To be done:
Return all the entries exactly, keeping pictures out.

Source material:

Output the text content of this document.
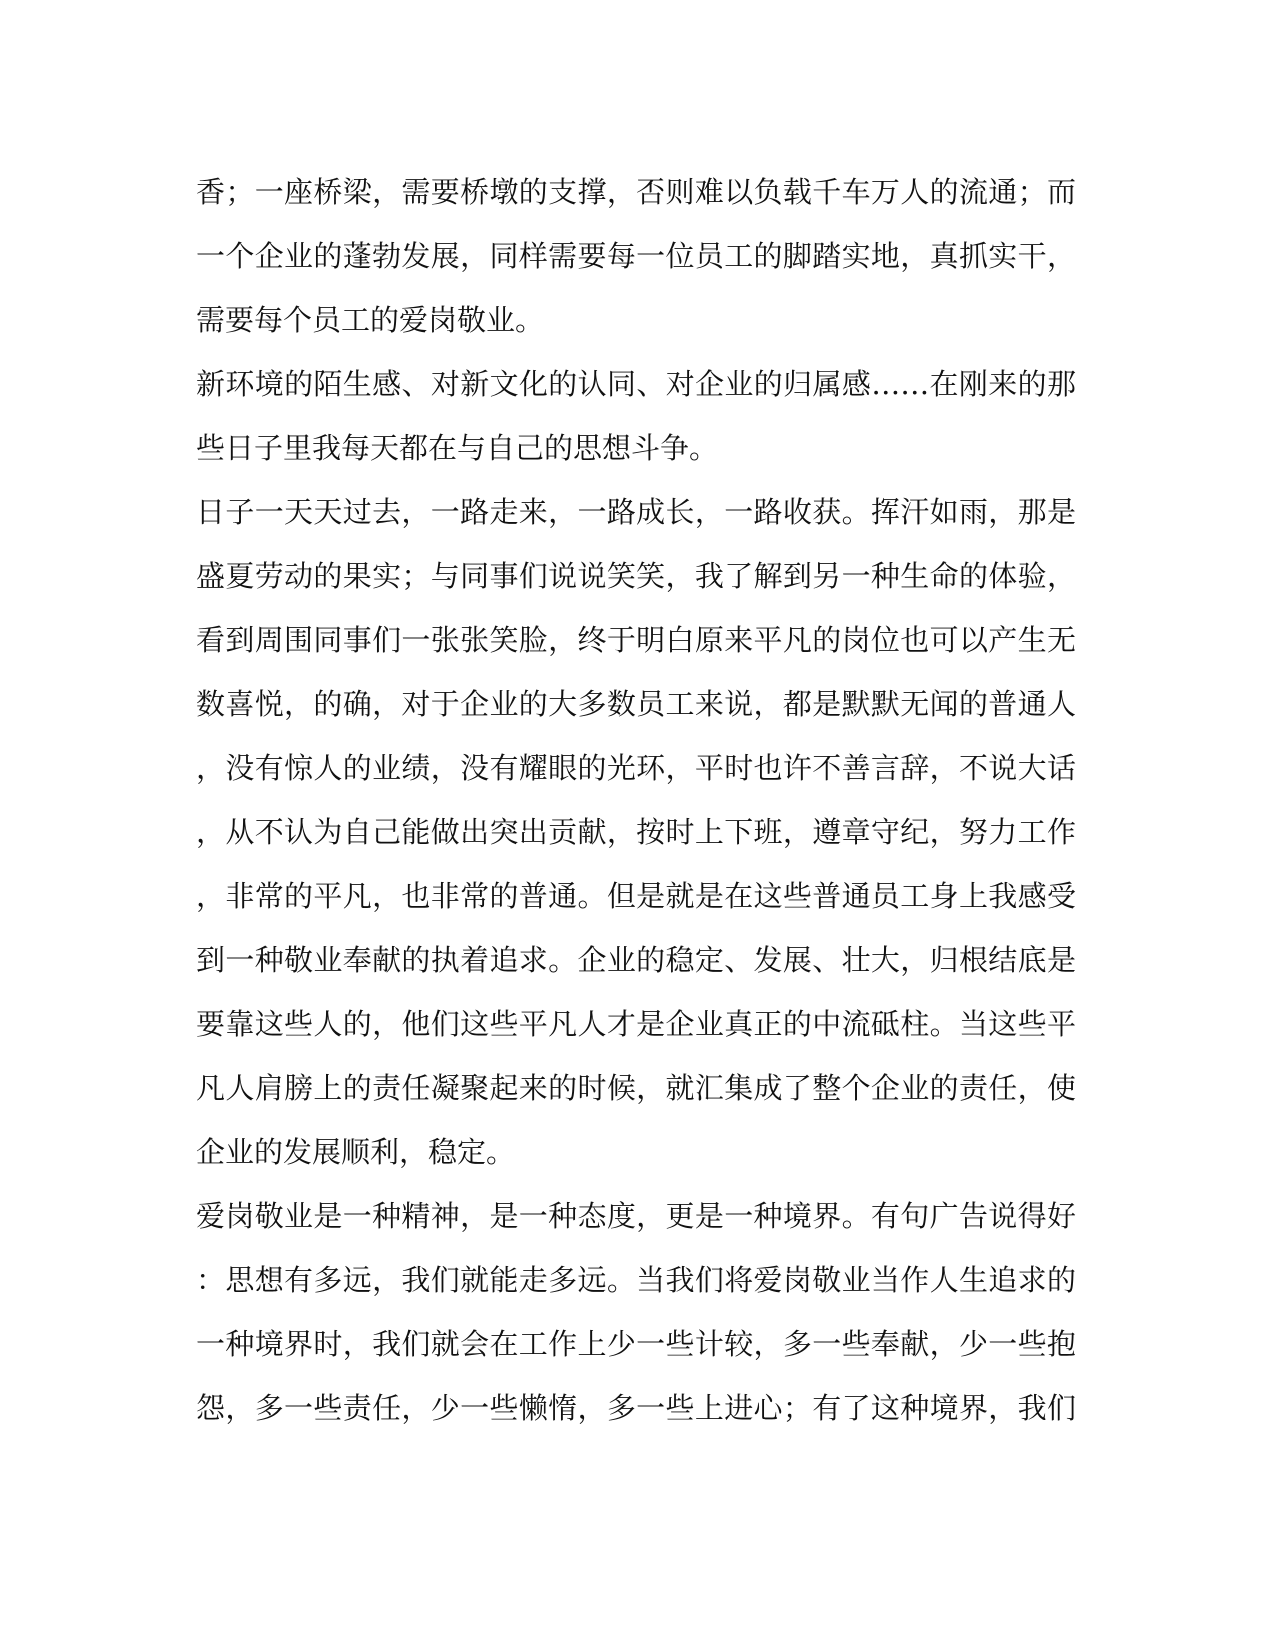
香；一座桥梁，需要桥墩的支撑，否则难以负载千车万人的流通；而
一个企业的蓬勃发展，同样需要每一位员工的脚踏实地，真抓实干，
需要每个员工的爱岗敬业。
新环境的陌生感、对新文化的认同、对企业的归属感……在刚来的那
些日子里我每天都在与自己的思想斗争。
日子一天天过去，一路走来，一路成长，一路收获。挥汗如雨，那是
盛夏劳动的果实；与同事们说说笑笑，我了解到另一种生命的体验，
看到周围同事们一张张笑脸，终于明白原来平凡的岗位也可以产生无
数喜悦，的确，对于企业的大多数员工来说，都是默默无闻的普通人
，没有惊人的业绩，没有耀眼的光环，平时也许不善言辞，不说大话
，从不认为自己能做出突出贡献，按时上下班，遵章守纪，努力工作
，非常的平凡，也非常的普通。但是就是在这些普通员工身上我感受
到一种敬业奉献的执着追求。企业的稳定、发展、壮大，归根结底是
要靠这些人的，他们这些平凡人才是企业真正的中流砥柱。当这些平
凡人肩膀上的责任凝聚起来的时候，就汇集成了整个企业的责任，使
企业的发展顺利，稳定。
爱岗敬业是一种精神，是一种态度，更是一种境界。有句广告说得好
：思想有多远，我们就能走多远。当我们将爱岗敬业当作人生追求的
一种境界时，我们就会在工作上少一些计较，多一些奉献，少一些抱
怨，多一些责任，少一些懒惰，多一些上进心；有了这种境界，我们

Task solution:
Output the text content of this document.
香；一座桥梁，需要桥墩的支撑，否则难以负载千车万人的流通；而
一个企业的蓬勃发展，同样需要每一位员工的脚踏实地，真抓实干，
需要每个员工的爱岗敬业。
新环境的陌生感、对新文化的认同、对企业的归属感……在刚来的那
些日子里我每天都在与自己的思想斗争。
日子一天天过去，一路走来，一路成长，一路收获。挥汗如雨，那是
盛夏劳动的果实；与同事们说说笑笑，我了解到另一种生命的体验，
看到周围同事们一张张笑脸，终于明白原来平凡的岗位也可以产生无
数喜悦，的确，对于企业的大多数员工来说，都是默默无闻的普通人
，没有惊人的业绩，没有耀眼的光环，平时也许不善言辞，不说大话
，从不认为自己能做出突出贡献，按时上下班，遵章守纪，努力工作
，非常的平凡，也非常的普通。但是就是在这些普通员工身上我感受
到一种敬业奉献的执着追求。企业的稳定、发展、壮大，归根结底是
要靠这些人的，他们这些平凡人才是企业真正的中流砥柱。当这些平
凡人肩膀上的责任凝聚起来的时候，就汇集成了整个企业的责任，使
企业的发展顺利，稳定。
爱岗敬业是一种精神，是一种态度，更是一种境界。有句广告说得好
：思想有多远，我们就能走多远。当我们将爱岗敬业当作人生追求的
一种境界时，我们就会在工作上少一些计较，多一些奉献，少一些抱
怨，多一些责任，少一些懒惰，多一些上进心；有了这种境界，我们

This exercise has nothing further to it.